_WHAT TO PRODUCE_
Copy each line of the records that holds the string "time".
>> start
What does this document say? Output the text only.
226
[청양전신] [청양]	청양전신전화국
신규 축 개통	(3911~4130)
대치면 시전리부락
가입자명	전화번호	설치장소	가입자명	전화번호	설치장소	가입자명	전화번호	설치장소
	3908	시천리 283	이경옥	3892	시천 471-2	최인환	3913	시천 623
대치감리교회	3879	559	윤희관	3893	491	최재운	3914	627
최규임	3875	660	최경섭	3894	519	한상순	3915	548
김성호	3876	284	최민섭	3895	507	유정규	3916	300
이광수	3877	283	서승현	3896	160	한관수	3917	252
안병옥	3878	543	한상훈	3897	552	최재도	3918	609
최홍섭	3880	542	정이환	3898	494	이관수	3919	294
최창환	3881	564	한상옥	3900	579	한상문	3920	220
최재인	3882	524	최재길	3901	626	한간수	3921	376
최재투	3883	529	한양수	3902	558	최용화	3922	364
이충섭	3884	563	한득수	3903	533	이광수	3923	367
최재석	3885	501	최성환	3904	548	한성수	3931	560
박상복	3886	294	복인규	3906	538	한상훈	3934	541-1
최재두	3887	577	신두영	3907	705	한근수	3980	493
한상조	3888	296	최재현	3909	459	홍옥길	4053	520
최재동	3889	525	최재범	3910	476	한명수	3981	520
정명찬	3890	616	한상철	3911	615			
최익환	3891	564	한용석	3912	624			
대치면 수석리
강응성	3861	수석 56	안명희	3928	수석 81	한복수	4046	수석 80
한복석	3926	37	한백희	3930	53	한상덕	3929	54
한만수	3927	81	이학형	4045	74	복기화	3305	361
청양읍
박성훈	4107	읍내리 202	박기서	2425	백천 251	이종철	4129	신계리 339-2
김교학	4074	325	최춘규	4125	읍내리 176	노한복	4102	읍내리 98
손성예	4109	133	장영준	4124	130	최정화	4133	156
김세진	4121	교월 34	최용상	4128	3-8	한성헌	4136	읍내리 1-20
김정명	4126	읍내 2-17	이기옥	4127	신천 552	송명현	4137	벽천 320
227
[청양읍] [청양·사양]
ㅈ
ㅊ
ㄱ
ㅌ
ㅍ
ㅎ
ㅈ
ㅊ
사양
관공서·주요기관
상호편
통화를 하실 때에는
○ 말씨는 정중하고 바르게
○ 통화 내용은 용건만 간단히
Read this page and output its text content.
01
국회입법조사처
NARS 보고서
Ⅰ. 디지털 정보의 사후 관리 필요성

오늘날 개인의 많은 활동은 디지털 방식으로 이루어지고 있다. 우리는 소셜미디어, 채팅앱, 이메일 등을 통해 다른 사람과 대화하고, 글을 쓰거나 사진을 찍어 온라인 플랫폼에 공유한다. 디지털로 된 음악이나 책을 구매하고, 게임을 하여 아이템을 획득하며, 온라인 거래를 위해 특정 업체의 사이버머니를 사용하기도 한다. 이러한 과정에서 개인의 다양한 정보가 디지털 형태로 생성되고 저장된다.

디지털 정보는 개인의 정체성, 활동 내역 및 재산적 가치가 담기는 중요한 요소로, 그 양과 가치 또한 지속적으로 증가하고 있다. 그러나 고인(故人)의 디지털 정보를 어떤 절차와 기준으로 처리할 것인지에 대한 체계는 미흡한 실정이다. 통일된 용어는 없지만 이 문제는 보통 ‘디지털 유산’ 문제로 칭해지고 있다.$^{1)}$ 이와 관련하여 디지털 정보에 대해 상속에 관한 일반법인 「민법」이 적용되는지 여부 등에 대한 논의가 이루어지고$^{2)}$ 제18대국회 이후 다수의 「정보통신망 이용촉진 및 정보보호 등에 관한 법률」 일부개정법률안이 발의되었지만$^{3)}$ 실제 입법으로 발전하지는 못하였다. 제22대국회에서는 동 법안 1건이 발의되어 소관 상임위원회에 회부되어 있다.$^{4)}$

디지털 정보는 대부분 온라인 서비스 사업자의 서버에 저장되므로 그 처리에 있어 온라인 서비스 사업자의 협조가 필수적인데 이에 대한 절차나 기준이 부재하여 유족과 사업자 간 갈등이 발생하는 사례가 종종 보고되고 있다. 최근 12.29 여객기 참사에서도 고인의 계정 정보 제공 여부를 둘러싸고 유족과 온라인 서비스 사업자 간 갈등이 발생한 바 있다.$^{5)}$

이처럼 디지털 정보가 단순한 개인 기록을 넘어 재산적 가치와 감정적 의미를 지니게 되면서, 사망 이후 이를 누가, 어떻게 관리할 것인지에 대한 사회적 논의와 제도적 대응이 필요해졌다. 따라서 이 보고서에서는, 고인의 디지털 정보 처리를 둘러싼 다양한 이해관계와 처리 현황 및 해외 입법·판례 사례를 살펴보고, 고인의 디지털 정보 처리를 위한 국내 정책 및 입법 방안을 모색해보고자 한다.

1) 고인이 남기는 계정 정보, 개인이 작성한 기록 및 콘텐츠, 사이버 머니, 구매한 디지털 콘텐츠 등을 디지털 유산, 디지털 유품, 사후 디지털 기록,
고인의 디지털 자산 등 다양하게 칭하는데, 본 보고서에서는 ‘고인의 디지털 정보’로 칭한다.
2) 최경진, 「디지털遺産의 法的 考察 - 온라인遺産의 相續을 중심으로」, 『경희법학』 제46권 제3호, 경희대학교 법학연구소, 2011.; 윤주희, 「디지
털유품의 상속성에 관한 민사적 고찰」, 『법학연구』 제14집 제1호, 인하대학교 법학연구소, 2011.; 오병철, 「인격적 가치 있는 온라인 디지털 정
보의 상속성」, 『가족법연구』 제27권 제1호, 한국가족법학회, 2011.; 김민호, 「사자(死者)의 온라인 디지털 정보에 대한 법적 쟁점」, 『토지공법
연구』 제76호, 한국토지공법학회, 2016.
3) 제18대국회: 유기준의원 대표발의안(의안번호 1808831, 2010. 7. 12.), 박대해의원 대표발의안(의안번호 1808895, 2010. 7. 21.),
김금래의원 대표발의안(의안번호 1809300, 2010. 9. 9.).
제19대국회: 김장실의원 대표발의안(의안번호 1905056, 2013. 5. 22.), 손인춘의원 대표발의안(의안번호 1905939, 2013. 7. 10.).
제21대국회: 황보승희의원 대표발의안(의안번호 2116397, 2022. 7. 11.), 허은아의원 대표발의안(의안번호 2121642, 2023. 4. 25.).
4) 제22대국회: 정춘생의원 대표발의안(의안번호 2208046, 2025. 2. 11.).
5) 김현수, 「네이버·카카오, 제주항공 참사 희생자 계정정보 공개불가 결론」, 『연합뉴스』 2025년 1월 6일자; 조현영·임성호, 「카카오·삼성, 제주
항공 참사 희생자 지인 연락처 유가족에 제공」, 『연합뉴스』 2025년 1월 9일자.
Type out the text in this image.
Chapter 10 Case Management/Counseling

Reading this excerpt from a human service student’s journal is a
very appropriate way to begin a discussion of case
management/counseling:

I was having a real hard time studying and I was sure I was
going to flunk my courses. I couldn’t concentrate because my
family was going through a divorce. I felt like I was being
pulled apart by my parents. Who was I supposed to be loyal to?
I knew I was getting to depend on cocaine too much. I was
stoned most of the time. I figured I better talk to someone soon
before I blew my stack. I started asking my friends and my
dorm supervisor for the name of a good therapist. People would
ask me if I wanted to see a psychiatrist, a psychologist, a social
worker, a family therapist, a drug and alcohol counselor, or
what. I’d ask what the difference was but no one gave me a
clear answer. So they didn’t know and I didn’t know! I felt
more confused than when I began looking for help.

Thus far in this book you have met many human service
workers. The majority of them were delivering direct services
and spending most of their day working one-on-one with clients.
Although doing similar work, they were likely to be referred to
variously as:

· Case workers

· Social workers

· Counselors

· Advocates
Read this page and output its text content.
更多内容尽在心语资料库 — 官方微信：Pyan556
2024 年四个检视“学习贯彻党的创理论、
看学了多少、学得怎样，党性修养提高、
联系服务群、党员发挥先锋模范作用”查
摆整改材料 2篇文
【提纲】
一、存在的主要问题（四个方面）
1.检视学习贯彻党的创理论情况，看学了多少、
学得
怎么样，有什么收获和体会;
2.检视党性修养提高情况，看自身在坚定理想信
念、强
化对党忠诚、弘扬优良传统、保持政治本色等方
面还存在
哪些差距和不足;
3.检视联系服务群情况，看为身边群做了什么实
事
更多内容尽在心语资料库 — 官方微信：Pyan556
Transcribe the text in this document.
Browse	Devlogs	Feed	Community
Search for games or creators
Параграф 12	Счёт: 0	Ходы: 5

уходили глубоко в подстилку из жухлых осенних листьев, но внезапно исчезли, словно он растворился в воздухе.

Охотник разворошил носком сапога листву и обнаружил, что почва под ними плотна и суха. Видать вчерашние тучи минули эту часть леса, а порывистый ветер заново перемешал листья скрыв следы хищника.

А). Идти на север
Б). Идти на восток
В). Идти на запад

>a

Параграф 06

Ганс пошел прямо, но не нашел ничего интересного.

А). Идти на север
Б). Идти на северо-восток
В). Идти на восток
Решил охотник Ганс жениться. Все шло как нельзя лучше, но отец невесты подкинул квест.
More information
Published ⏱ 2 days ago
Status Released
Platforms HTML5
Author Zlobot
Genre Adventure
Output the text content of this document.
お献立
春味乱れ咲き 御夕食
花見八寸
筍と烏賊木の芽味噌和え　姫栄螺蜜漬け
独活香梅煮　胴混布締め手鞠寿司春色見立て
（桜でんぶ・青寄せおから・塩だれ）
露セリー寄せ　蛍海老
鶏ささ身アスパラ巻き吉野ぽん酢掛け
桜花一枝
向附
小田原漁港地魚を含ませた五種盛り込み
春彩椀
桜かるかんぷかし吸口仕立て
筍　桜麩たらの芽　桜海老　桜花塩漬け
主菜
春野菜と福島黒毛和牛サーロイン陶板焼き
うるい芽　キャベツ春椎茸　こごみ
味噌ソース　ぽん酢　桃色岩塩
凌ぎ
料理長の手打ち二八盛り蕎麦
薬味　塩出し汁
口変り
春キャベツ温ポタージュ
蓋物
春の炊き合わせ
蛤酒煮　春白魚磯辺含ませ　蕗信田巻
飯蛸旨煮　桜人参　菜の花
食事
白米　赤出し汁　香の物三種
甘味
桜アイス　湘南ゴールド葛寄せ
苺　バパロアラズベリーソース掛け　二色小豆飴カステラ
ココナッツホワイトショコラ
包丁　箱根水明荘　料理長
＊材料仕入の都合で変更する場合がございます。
>> end
_EXPECTED ANSWER_
I was having a real hard time studying and I was sure I was
stoned most of the time. I figured I better talk to someone soon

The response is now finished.